§ **SET EXERCISE**
State how many lines in these records contain the word "Average", and nothing else.

§ **RAW DATA**
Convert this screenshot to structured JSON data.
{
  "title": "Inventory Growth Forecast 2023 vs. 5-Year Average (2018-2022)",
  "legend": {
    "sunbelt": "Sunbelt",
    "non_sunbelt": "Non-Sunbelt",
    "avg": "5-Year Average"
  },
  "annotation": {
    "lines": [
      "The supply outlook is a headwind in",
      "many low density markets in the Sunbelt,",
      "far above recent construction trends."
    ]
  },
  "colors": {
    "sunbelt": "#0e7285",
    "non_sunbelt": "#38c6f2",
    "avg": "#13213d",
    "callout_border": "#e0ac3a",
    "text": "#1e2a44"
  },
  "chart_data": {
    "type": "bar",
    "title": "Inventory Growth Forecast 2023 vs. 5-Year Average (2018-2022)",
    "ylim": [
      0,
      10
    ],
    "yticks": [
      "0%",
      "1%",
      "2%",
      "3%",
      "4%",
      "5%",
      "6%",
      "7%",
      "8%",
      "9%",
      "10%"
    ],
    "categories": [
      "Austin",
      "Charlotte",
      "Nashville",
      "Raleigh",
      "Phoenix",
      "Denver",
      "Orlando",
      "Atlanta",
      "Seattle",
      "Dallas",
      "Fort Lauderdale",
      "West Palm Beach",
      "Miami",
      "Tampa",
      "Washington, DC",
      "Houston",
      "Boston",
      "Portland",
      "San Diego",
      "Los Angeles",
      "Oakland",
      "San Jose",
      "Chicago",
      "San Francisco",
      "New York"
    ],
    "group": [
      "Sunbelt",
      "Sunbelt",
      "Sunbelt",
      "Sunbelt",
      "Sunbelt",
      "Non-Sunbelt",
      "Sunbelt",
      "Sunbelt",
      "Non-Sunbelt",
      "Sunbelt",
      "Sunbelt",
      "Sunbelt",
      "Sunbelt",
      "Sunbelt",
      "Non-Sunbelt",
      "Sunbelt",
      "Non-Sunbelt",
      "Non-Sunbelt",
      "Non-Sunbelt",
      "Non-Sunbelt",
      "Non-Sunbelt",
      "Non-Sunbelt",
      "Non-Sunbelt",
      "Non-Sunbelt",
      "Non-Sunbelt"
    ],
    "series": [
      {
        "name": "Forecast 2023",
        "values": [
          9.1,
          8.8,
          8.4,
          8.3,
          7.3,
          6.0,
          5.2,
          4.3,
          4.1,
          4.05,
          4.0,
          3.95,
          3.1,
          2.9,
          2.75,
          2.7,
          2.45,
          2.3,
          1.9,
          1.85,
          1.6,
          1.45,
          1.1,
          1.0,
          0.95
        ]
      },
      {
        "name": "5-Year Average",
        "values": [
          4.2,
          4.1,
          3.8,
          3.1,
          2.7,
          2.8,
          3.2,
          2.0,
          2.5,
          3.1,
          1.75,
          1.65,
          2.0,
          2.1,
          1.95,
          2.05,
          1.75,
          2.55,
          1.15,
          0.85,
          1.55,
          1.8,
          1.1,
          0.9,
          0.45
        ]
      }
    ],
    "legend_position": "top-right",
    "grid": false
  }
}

§ **EXERCISE SOLUTION**
4